++++ Data for processing ++++
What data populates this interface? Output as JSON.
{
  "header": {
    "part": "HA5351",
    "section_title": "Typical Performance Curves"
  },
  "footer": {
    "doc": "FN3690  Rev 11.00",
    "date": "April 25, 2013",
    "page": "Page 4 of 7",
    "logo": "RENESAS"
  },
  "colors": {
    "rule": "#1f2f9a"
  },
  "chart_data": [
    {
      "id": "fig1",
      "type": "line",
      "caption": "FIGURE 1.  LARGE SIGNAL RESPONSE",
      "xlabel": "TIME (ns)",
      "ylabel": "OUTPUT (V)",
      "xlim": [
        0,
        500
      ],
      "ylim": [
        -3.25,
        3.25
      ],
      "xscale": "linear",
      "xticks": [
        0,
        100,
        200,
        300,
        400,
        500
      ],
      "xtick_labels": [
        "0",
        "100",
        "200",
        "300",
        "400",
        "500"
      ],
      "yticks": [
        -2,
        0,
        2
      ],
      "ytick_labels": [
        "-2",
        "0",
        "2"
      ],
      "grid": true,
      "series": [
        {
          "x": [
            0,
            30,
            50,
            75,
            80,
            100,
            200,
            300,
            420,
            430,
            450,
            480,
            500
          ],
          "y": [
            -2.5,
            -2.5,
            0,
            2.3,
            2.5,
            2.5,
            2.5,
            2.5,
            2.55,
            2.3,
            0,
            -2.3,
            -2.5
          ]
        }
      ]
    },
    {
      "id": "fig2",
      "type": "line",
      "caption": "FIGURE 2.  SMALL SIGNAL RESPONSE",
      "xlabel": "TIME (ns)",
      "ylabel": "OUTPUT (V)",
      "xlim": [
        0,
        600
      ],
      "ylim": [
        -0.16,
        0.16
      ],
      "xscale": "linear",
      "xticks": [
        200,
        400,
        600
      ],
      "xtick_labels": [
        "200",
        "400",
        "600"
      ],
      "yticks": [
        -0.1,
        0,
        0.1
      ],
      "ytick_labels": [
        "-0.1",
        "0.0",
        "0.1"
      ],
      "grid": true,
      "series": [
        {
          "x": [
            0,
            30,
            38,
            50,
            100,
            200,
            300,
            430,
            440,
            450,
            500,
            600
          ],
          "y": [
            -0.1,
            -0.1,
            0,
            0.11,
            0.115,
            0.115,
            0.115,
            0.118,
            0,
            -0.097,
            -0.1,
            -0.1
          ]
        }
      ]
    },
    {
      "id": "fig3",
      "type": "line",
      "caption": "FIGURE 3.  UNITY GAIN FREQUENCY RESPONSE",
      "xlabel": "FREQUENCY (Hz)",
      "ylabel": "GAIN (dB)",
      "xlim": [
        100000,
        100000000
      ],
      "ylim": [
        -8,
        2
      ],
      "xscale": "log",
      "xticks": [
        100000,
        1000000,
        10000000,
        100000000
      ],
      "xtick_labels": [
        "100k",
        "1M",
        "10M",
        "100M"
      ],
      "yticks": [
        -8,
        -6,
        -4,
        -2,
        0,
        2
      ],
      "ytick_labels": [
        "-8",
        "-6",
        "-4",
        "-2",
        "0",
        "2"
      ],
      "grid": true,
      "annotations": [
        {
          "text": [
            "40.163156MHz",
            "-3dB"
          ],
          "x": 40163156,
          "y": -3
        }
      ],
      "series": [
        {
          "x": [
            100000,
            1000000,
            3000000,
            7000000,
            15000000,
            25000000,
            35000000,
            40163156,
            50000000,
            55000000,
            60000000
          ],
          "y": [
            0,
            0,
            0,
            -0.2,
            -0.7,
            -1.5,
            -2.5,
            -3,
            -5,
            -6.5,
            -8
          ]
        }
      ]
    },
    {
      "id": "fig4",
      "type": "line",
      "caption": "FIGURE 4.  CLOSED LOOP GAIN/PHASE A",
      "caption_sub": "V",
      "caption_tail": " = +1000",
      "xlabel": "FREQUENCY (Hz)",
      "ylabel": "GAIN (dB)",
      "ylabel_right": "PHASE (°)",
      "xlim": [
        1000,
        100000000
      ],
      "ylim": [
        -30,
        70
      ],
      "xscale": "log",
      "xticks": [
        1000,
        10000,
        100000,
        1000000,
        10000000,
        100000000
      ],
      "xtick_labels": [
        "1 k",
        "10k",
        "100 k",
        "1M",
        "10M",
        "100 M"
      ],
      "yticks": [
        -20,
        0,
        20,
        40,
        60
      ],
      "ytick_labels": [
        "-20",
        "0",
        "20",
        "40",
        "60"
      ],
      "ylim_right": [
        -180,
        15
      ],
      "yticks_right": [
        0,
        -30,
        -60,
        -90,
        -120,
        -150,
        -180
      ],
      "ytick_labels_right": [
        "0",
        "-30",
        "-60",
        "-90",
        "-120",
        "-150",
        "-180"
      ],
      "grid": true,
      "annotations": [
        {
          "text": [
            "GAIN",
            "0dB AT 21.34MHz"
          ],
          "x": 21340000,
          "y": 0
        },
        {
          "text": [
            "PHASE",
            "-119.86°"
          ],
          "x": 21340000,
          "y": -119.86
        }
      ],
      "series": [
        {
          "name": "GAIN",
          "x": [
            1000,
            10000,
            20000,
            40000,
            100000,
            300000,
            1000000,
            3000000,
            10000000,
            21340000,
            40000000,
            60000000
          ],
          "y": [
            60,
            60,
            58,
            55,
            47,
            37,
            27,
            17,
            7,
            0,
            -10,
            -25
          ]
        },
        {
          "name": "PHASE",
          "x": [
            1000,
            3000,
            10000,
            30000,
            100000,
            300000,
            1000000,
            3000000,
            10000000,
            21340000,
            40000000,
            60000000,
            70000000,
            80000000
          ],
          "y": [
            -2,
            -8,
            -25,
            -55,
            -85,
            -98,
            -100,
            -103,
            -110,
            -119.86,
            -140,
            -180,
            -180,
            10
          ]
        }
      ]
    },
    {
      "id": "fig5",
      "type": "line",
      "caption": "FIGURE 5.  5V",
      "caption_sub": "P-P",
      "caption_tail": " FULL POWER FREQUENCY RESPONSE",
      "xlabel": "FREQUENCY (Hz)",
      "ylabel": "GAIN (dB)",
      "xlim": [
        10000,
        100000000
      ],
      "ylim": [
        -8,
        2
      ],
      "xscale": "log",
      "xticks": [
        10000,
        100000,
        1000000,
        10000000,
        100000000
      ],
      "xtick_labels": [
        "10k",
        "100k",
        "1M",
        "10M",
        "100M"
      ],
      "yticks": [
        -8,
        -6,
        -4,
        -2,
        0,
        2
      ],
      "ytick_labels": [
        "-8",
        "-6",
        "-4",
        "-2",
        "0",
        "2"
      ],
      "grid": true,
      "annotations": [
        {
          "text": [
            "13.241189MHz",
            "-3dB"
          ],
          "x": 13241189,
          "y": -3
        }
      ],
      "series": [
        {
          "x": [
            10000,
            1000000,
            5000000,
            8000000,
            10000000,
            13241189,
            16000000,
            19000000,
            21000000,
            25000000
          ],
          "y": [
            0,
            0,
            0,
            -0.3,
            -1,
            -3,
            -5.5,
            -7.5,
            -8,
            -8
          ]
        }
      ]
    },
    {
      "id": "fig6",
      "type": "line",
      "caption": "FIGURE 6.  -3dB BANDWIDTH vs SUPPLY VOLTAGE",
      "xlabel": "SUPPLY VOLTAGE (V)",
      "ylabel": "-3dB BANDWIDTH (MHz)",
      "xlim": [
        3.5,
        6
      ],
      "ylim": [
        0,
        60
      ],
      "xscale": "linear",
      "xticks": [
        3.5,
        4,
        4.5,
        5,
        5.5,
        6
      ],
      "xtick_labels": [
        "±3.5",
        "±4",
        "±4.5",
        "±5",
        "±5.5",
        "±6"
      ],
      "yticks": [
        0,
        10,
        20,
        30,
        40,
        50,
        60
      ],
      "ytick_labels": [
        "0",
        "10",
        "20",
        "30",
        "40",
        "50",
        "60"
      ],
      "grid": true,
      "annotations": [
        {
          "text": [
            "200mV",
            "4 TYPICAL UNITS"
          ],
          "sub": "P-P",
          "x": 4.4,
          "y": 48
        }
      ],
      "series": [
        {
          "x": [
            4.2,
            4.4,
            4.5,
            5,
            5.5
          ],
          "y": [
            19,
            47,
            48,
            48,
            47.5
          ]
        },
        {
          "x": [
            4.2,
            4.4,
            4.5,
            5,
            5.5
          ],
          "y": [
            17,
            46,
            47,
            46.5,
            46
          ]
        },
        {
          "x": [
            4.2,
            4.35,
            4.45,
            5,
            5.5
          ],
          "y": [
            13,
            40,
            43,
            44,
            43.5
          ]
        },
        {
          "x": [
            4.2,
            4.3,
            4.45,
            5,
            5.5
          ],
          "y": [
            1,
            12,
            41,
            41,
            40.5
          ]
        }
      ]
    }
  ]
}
++++
= What you need to do =
Looking at the data above, show all lines where the word "VOLTAGE" occurs.

= Finished exercise =
      "caption": "FIGURE 6.  -3dB BANDWIDTH vs SUPPLY VOLTAGE",
      "xlabel": "SUPPLY VOLTAGE (V)",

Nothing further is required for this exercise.